## Dataset records

** begin **

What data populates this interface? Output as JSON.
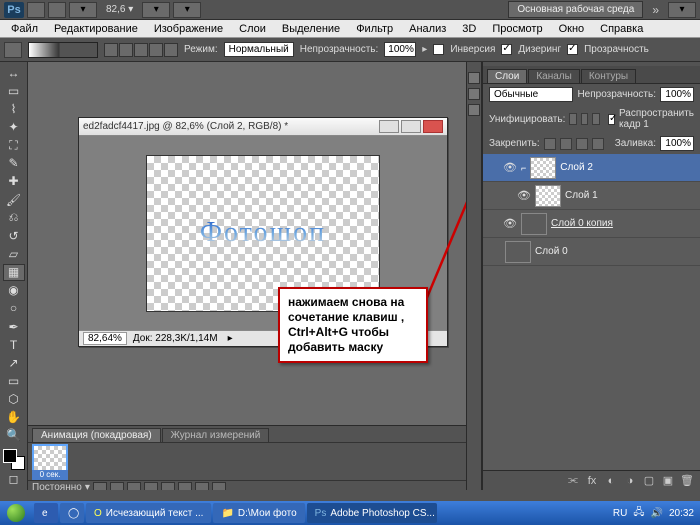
{
  "topbar": {
    "app": "Ps",
    "zoom": "82,6",
    "workspace": "Основная рабочая среда"
  },
  "menu": [
    "Файл",
    "Редактирование",
    "Изображение",
    "Слои",
    "Выделение",
    "Фильтр",
    "Анализ",
    "3D",
    "Просмотр",
    "Окно",
    "Справка"
  ],
  "options": {
    "mode_label": "Режим:",
    "mode_value": "Нормальный",
    "opacity_label": "Непрозрачность:",
    "opacity_value": "100%",
    "cb1": "Инверсия",
    "cb2": "Дизеринг",
    "cb3": "Прозрачность"
  },
  "doc": {
    "title": "ed2fadcf4417.jpg @ 82,6% (Слой 2, RGB/8) *",
    "zoom_status": "82,64%",
    "info": "Док: 228,3K/1,14M",
    "art_text": "Фотошоп"
  },
  "callout": "нажимаем снова на сочетание клавиш , Ctrl+Alt+G  чтобы добавить маску",
  "anim": {
    "tab1": "Анимация (покадровая)",
    "tab2": "Журнал измерений",
    "frame_label": "0 сек.",
    "loop": "Постоянно"
  },
  "layers_panel": {
    "tabs": [
      "Слои",
      "Каналы",
      "Контуры"
    ],
    "blend": "Обычные",
    "opacity_label": "Непрозрачность:",
    "opacity": "100%",
    "unify": "Унифицировать:",
    "propagate": "Распространить кадр 1",
    "lock": "Закрепить:",
    "fill_label": "Заливка:",
    "fill": "100%",
    "layers": [
      {
        "name": "Слой 2",
        "sel": true,
        "thumb": "chk"
      },
      {
        "name": "Слой 1",
        "sel": false,
        "thumb": "chk"
      },
      {
        "name": "Слой 0 копия",
        "sel": false,
        "thumb": "sky",
        "ul": true
      },
      {
        "name": "Слой 0",
        "sel": false,
        "thumb": "sky"
      }
    ]
  },
  "taskbar": {
    "items": [
      "",
      "",
      "Исчезающий текст ...",
      "D:\\Мои фото",
      "Adobe Photoshop CS..."
    ],
    "lang": "RU",
    "time": "20:32"
  }
}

** end **

Above are the records; reproduce them exactly and leave out the pictures.

What data populates this interface? Output as JSON.
{
  "topbar": {
    "app": "Ps",
    "zoom": "82,6",
    "workspace": "Основная рабочая среда"
  },
  "menu": [
    "Файл",
    "Редактирование",
    "Изображение",
    "Слои",
    "Выделение",
    "Фильтр",
    "Анализ",
    "3D",
    "Просмотр",
    "Окно",
    "Справка"
  ],
  "options": {
    "mode_label": "Режим:",
    "mode_value": "Нормальный",
    "opacity_label": "Непрозрачность:",
    "opacity_value": "100%",
    "cb1": "Инверсия",
    "cb2": "Дизеринг",
    "cb3": "Прозрачность"
  },
  "doc": {
    "title": "ed2fadcf4417.jpg @ 82,6% (Слой 2, RGB/8) *",
    "zoom_status": "82,64%",
    "info": "Док: 228,3K/1,14M",
    "art_text": "Фотошоп"
  },
  "callout": "нажимаем снова на сочетание клавиш , Ctrl+Alt+G  чтобы добавить маску",
  "anim": {
    "tab1": "Анимация (покадровая)",
    "tab2": "Журнал измерений",
    "frame_label": "0 сек.",
    "loop": "Постоянно"
  },
  "layers_panel": {
    "tabs": [
      "Слои",
      "Каналы",
      "Контуры"
    ],
    "blend": "Обычные",
    "opacity_label": "Непрозрачность:",
    "opacity": "100%",
    "unify": "Унифицировать:",
    "propagate": "Распространить кадр 1",
    "lock": "Закрепить:",
    "fill_label": "Заливка:",
    "fill": "100%",
    "layers": [
      {
        "name": "Слой 2",
        "sel": true,
        "thumb": "chk"
      },
      {
        "name": "Слой 1",
        "sel": false,
        "thumb": "chk"
      },
      {
        "name": "Слой 0 копия",
        "sel": false,
        "thumb": "sky",
        "ul": true
      },
      {
        "name": "Слой 0",
        "sel": false,
        "thumb": "sky"
      }
    ]
  },
  "taskbar": {
    "items": [
      "",
      "",
      "Исчезающий текст ...",
      "D:\\Мои фото",
      "Adobe Photoshop CS..."
    ],
    "lang": "RU",
    "time": "20:32"
  }
}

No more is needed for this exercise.